**Task instructions:**
All entries must be repeated exactly; do not include the pictures.

**Entries shown:**
--------------------
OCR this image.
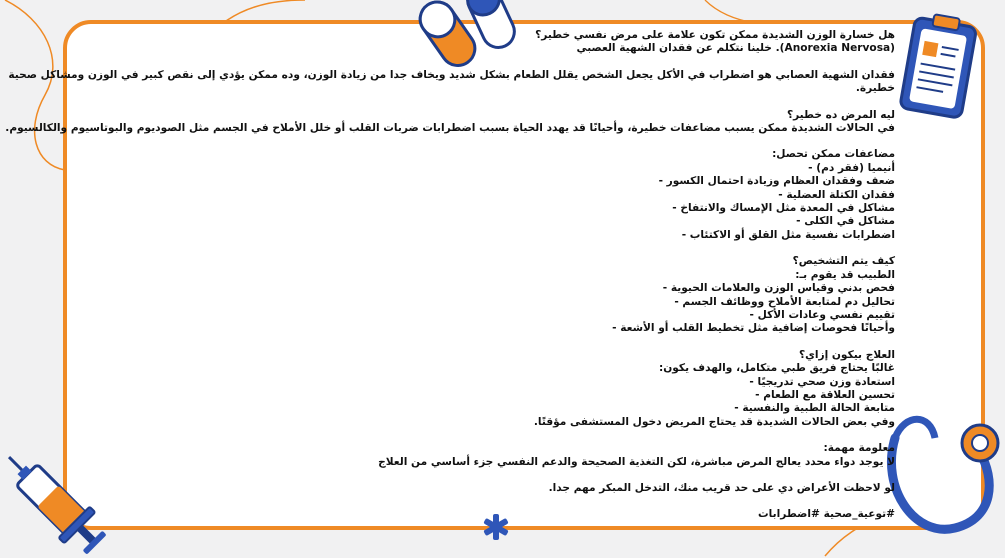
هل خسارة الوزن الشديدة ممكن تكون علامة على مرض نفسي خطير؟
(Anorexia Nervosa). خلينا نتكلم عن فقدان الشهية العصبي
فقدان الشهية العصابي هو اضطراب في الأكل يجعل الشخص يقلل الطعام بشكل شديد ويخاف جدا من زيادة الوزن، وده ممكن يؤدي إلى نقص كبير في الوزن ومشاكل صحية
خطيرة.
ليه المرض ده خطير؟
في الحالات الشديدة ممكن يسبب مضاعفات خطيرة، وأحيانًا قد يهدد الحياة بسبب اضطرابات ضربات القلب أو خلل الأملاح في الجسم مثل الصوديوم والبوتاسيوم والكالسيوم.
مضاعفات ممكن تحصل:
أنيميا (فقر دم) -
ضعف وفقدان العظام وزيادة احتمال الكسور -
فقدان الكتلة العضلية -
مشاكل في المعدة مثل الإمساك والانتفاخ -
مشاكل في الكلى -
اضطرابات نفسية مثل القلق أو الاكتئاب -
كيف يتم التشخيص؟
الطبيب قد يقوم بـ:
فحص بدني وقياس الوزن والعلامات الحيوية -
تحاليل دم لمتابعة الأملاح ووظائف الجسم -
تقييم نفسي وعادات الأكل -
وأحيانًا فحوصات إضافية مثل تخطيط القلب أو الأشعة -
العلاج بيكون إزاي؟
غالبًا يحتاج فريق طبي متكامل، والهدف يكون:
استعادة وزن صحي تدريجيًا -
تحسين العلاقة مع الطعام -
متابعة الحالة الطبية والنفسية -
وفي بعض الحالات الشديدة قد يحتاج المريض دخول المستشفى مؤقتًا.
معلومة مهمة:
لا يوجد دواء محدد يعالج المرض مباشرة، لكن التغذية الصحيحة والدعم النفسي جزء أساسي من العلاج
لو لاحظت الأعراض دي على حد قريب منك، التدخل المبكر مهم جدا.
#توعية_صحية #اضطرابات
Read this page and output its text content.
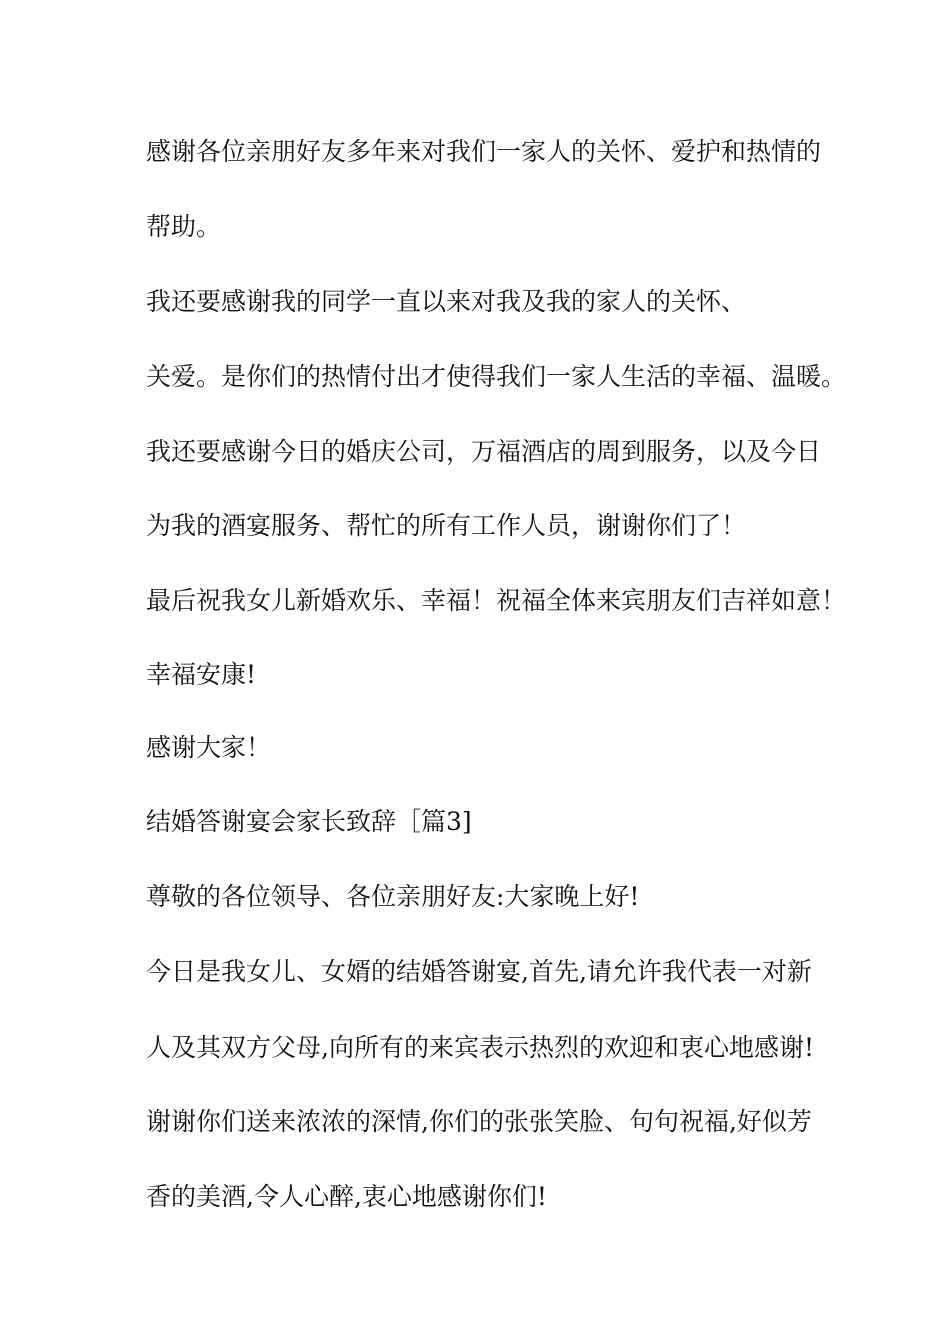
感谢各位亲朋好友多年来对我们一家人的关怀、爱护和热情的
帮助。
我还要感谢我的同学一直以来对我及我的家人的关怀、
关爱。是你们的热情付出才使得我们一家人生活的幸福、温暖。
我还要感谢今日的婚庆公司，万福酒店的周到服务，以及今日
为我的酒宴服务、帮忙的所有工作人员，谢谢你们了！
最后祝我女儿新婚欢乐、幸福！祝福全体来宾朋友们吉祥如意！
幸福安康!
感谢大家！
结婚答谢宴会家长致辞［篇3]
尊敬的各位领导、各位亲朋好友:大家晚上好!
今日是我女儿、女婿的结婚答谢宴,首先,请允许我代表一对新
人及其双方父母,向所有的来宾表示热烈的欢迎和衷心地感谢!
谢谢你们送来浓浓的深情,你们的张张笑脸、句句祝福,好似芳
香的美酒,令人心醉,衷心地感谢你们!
--------------------
**Expected output:**
OCR this image.
هل خسارة الوزن الشديدة ممكن تكون علامة على مرض نفسي خطير؟
(Anorexia Nervosa). خلينا نتكلم عن فقدان الشهية العصبي
فقدان الشهية العصابي هو اضطراب في الأكل يجعل الشخص يقلل الطعام بشكل شديد ويخاف جدا من زيادة الوزن، وده ممكن يؤدي إلى نقص كبير في الوزن ومشاكل صحية
خطيرة.
ليه المرض ده خطير؟
في الحالات الشديدة ممكن يسبب مضاعفات خطيرة، وأحيانًا قد يهدد الحياة بسبب اضطرابات ضربات القلب أو خلل الأملاح في الجسم مثل الصوديوم والبوتاسيوم والكالسيوم.
مضاعفات ممكن تحصل:
أنيميا (فقر دم) -
ضعف وفقدان العظام وزيادة احتمال الكسور -
فقدان الكتلة العضلية -
مشاكل في المعدة مثل الإمساك والانتفاخ -
مشاكل في الكلى -
اضطرابات نفسية مثل القلق أو الاكتئاب -
كيف يتم التشخيص؟
الطبيب قد يقوم بـ:
فحص بدني وقياس الوزن والعلامات الحيوية -
تحاليل دم لمتابعة الأملاح ووظائف الجسم -
تقييم نفسي وعادات الأكل -
وأحيانًا فحوصات إضافية مثل تخطيط القلب أو الأشعة -
العلاج بيكون إزاي؟
غالبًا يحتاج فريق طبي متكامل، والهدف يكون:
استعادة وزن صحي تدريجيًا -
تحسين العلاقة مع الطعام -
متابعة الحالة الطبية والنفسية -
وفي بعض الحالات الشديدة قد يحتاج المريض دخول المستشفى مؤقتًا.
معلومة مهمة:
لا يوجد دواء محدد يعالج المرض مباشرة، لكن التغذية الصحيحة والدعم النفسي جزء أساسي من العلاج
لو لاحظت الأعراض دي على حد قريب منك، التدخل المبكر مهم جدا.
#توعية_صحية #اضطرابات
Read this page and output its text content.
感谢各位亲朋好友多年来对我们一家人的关怀、爱护和热情的
帮助。
我还要感谢我的同学一直以来对我及我的家人的关怀、
关爱。是你们的热情付出才使得我们一家人生活的幸福、温暖。
我还要感谢今日的婚庆公司，万福酒店的周到服务，以及今日
为我的酒宴服务、帮忙的所有工作人员，谢谢你们了！
最后祝我女儿新婚欢乐、幸福！祝福全体来宾朋友们吉祥如意！
幸福安康!
感谢大家！
结婚答谢宴会家长致辞［篇3]
尊敬的各位领导、各位亲朋好友:大家晚上好!
今日是我女儿、女婿的结婚答谢宴,首先,请允许我代表一对新
人及其双方父母,向所有的来宾表示热烈的欢迎和衷心地感谢!
谢谢你们送来浓浓的深情,你们的张张笑脸、句句祝福,好似芳
香的美酒,令人心醉,衷心地感谢你们!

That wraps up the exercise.